→ TASK DESCRIPTION:
Only a number is wanted: how many lines in the records below contain "всего"?

→ RECORD SET:
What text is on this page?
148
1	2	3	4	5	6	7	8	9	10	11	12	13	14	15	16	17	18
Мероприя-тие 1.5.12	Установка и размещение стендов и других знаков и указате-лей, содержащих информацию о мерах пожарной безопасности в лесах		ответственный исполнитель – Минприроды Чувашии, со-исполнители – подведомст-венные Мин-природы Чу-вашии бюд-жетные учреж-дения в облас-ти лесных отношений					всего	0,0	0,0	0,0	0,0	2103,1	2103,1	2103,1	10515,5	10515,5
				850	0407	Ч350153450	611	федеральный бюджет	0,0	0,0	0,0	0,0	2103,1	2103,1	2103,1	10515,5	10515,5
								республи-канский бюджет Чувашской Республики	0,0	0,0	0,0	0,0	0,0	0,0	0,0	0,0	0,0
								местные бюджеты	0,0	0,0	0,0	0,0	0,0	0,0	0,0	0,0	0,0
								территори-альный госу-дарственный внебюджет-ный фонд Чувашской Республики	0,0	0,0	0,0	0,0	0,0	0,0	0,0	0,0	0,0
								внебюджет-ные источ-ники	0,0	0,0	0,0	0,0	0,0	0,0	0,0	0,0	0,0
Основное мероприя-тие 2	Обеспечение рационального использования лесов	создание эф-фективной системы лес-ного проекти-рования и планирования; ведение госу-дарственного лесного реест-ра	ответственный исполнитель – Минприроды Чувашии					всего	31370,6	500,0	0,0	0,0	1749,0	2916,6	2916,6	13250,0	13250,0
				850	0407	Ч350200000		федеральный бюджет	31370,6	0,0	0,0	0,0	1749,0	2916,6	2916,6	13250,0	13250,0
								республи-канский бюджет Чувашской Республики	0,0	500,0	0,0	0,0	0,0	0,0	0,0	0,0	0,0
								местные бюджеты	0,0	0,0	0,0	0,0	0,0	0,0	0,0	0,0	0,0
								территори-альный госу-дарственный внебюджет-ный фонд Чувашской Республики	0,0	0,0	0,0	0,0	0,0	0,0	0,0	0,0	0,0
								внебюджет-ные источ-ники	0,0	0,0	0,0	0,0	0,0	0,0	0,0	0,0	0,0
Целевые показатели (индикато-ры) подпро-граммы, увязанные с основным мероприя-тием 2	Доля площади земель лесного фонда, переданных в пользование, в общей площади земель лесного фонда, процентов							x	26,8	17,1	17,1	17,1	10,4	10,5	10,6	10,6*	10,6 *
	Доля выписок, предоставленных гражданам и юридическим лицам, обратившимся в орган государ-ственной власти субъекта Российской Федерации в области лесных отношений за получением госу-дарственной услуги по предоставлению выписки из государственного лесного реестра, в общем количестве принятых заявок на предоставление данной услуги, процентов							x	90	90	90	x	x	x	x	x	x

→ TASK OUTPUT:
2